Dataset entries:
□ □ □ □ □ □ □

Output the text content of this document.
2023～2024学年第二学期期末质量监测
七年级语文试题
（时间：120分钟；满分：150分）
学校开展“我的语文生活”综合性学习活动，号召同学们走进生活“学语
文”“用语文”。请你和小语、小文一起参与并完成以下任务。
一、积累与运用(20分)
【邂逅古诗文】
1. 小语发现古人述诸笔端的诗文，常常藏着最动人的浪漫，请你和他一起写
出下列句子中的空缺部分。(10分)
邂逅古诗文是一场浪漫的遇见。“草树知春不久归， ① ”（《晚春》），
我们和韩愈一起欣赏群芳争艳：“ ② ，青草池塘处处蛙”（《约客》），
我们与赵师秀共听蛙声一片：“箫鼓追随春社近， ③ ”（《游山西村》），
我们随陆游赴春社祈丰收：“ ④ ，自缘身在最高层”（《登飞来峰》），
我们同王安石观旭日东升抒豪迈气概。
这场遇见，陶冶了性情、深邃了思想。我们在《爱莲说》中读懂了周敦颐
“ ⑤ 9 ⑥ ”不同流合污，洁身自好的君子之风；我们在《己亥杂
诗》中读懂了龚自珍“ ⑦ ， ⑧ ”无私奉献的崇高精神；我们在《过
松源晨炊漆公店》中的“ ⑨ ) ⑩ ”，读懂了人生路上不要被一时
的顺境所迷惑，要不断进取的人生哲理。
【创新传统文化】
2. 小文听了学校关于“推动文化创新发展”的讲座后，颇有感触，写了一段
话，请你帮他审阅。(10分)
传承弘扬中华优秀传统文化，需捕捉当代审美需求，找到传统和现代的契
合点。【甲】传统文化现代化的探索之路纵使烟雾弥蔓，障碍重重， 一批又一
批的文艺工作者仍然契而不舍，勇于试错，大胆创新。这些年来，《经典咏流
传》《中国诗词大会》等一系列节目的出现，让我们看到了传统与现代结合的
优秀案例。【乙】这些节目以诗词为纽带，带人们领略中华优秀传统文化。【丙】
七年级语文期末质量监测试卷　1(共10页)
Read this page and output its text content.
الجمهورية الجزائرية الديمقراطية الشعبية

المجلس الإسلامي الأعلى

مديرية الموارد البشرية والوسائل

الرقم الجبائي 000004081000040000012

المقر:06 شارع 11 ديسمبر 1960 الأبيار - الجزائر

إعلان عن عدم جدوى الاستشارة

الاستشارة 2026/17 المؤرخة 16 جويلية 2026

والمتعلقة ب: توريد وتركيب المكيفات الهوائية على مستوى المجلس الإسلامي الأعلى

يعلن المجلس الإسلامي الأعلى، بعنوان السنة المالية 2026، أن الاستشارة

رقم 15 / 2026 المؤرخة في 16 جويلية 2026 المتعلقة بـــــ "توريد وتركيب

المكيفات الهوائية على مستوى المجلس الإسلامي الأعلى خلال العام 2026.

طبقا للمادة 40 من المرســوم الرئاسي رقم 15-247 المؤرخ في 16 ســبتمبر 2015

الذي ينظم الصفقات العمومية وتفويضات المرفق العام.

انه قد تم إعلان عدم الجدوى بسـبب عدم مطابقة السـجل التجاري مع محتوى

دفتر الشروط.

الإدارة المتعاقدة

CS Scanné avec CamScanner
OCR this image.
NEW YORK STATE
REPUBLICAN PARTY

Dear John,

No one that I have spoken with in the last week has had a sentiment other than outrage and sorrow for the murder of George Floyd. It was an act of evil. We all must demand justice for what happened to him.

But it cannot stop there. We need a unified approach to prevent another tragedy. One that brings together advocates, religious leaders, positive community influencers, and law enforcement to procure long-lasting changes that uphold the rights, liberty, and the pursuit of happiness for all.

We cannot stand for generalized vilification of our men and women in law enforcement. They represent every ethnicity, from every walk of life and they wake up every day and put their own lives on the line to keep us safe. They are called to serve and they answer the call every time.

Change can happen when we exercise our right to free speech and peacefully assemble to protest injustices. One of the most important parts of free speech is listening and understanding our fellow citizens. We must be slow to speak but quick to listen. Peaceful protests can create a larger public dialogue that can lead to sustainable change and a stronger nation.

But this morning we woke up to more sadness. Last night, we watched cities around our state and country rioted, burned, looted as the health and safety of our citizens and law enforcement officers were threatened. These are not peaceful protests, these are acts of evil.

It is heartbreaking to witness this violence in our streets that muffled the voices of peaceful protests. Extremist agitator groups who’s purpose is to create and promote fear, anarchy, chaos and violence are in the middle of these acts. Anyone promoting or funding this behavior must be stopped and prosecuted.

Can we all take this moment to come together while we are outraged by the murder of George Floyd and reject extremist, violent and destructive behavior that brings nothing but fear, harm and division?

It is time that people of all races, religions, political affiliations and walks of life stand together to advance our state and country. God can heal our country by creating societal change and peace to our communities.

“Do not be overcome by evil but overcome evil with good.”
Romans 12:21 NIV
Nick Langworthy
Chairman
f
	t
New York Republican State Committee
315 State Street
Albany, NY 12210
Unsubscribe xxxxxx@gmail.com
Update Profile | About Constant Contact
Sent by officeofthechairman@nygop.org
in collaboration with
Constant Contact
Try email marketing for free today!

□ □ □ □ □ □ □

# [Aim]
Output the records above in their entirety, exactly.

# [Expected answer]
Output the text content of this document.
2023～2024学年第二学期期末质量监测
七年级语文试题
（时间：120分钟；满分：150分）
学校开展“我的语文生活”综合性学习活动，号召同学们走进生活“学语
文”“用语文”。请你和小语、小文一起参与并完成以下任务。
一、积累与运用(20分)
【邂逅古诗文】
1. 小语发现古人述诸笔端的诗文，常常藏着最动人的浪漫，请你和他一起写
出下列句子中的空缺部分。(10分)
邂逅古诗文是一场浪漫的遇见。“草树知春不久归， ① ”（《晚春》），
我们和韩愈一起欣赏群芳争艳：“ ② ，青草池塘处处蛙”（《约客》），
我们与赵师秀共听蛙声一片：“箫鼓追随春社近， ③ ”（《游山西村》），
我们随陆游赴春社祈丰收：“ ④ ，自缘身在最高层”（《登飞来峰》），
我们同王安石观旭日东升抒豪迈气概。
这场遇见，陶冶了性情、深邃了思想。我们在《爱莲说》中读懂了周敦颐
“ ⑤ 9 ⑥ ”不同流合污，洁身自好的君子之风；我们在《己亥杂
诗》中读懂了龚自珍“ ⑦ ， ⑧ ”无私奉献的崇高精神；我们在《过
松源晨炊漆公店》中的“ ⑨ ) ⑩ ”，读懂了人生路上不要被一时
的顺境所迷惑，要不断进取的人生哲理。
【创新传统文化】
2. 小文听了学校关于“推动文化创新发展”的讲座后，颇有感触，写了一段
话，请你帮他审阅。(10分)
传承弘扬中华优秀传统文化，需捕捉当代审美需求，找到传统和现代的契
合点。【甲】传统文化现代化的探索之路纵使烟雾弥蔓，障碍重重， 一批又一
批的文艺工作者仍然契而不舍，勇于试错，大胆创新。这些年来，《经典咏流
传》《中国诗词大会》等一系列节目的出现，让我们看到了传统与现代结合的
优秀案例。【乙】这些节目以诗词为纽带，带人们领略中华优秀传统文化。【丙】
七年级语文期末质量监测试卷　1(共10页)
Read this page and output its text content.
الجمهورية الجزائرية الديمقراطية الشعبية

المجلس الإسلامي الأعلى

مديرية الموارد البشرية والوسائل

الرقم الجبائي 000004081000040000012

المقر:06 شارع 11 ديسمبر 1960 الأبيار - الجزائر

إعلان عن عدم جدوى الاستشارة

الاستشارة 2026/17 المؤرخة 16 جويلية 2026

والمتعلقة ب: توريد وتركيب المكيفات الهوائية على مستوى المجلس الإسلامي الأعلى

يعلن المجلس الإسلامي الأعلى، بعنوان السنة المالية 2026، أن الاستشارة

رقم 15 / 2026 المؤرخة في 16 جويلية 2026 المتعلقة بـــــ "توريد وتركيب

المكيفات الهوائية على مستوى المجلس الإسلامي الأعلى خلال العام 2026.

طبقا للمادة 40 من المرســوم الرئاسي رقم 15-247 المؤرخ في 16 ســبتمبر 2015

الذي ينظم الصفقات العمومية وتفويضات المرفق العام.

انه قد تم إعلان عدم الجدوى بسـبب عدم مطابقة السـجل التجاري مع محتوى

دفتر الشروط.

الإدارة المتعاقدة

CS Scanné avec CamScanner
OCR this image.
NEW YORK STATE
REPUBLICAN PARTY

Dear John,

No one that I have spoken with in the last week has had a sentiment other than outrage and sorrow for the murder of George Floyd. It was an act of evil. We all must demand justice for what happened to him.

But it cannot stop there. We need a unified approach to prevent another tragedy. One that brings together advocates, religious leaders, positive community influencers, and law enforcement to procure long-lasting changes that uphold the rights, liberty, and the pursuit of happiness for all.

We cannot stand for generalized vilification of our men and women in law enforcement. They represent every ethnicity, from every walk of life and they wake up every day and put their own lives on the line to keep us safe. They are called to serve and they answer the call every time.

Change can happen when we exercise our right to free speech and peacefully assemble to protest injustices. One of the most important parts of free speech is listening and understanding our fellow citizens. We must be slow to speak but quick to listen. Peaceful protests can create a larger public dialogue that can lead to sustainable change and a stronger nation.

But this morning we woke up to more sadness. Last night, we watched cities around our state and country rioted, burned, looted as the health and safety of our citizens and law enforcement officers were threatened. These are not peaceful protests, these are acts of evil.

It is heartbreaking to witness this violence in our streets that muffled the voices of peaceful protests. Extremist agitator groups who’s purpose is to create and promote fear, anarchy, chaos and violence are in the middle of these acts. Anyone promoting or funding this behavior must be stopped and prosecuted.

Can we all take this moment to come together while we are outraged by the murder of George Floyd and reject extremist, violent and destructive behavior that brings nothing but fear, harm and division?

It is time that people of all races, religions, political affiliations and walks of life stand together to advance our state and country. God can heal our country by creating societal change and peace to our communities.

“Do not be overcome by evil but overcome evil with good.”
Romans 12:21 NIV
Nick Langworthy
Chairman
f
	t
New York Republican State Committee
315 State Street
Albany, NY 12210
Unsubscribe xxxxxx@gmail.com
Update Profile | About Constant Contact
Sent by officeofthechairman@nygop.org
in collaboration with
Constant Contact
Try email marketing for free today!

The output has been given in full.